WORKING DATA
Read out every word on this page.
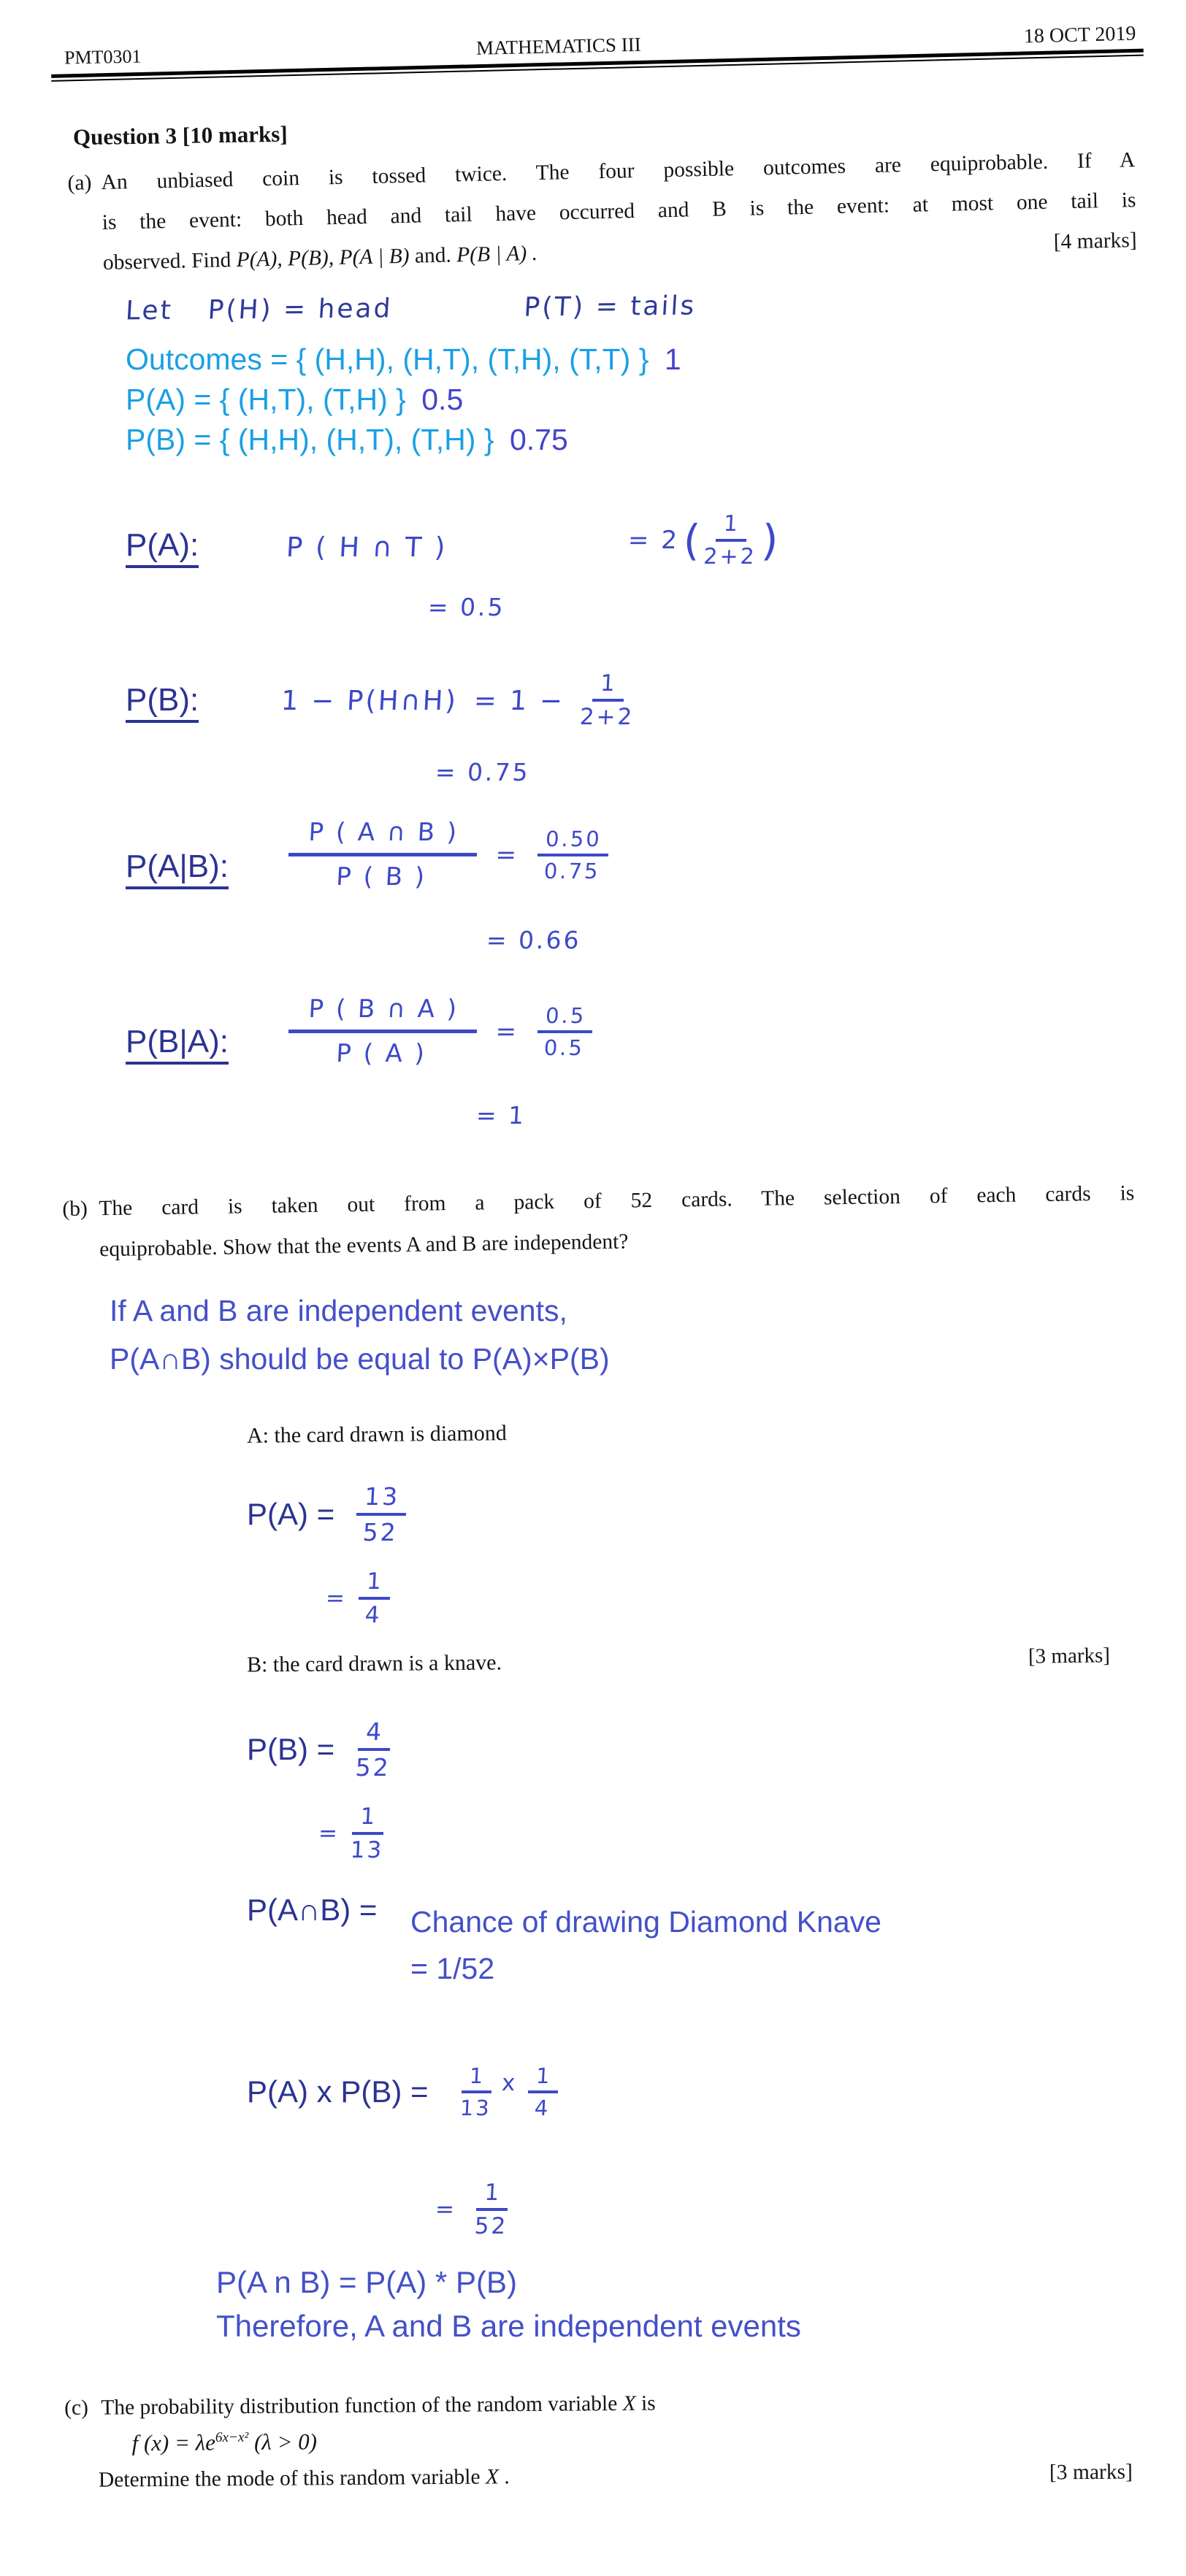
PMT0301	MATHEMATICS III	18 OCT 2019
Question 3 [10 marks]
(a) An unbiased coin is tossed twice. The four possible outcomes are equiprobable. If A
is the event: both head and tail have occurred and B is the event: at most one tail is
observed. Find P(A), P(B), P(A | B) and. P(B | A) .
[4 marks]
Let P(H) = head	P(T) = tails
Outcomes = { (H,H), (H,T), (T,H), (T,T) } 1
P(A) = { (H,T), (T,H) } 0.5
P(B) = { (H,H), (H,T), (T,H) } 0.75
P(A):	P ( H ∩ T )	= 2 ( $\frac{1}{2+2}$ )
= 0.5
P(B):	1 − P(H∩H) = $1 - \frac{1}{2+2}$
= 0.75
P(A|B): $\frac{P ( A \cap B )}{P ( B )} = \frac{0.50}{0.75}$
= 0.66
P(B|A): $\frac{P ( B \cap A )}{P ( A )} = \frac{0.5}{0.5}$
= 1
(b) The card is taken out from a pack of 52 cards. The selection of each cards is
equiprobable. Show that the events A and B are independent?
If A and B are independent events,
P(A∩B) should be equal to P(A)×P(B)
A: the card drawn is diamond
$P(A) = \frac{13}{52}$
= $\frac{1}{4}$
B: the card drawn is a knave.	[3 marks]
$P(B) = \frac{4}{52}$
= $\frac{1}{13}$
P(A∩B) = Chance of drawing Diamond Knave
= 1/52
P(A) x $P(B) = \frac{1}{13}$ x $\frac{1}{4}$
= $\frac{1}{52}$
P(A n B) = P(A) * P(B)
Therefore, A and B are independent events
(c) The probability distribution function of the random variable X is
f $(x) = \lambda e^{6x-x^2}$ (λ > 0)
Determine the mode of this random variable X .	[3 marks]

WHAT IS NEEDED
Find every line holding the word "head"; give their count and nothing else.

RESULT OF THE EXERCISE
2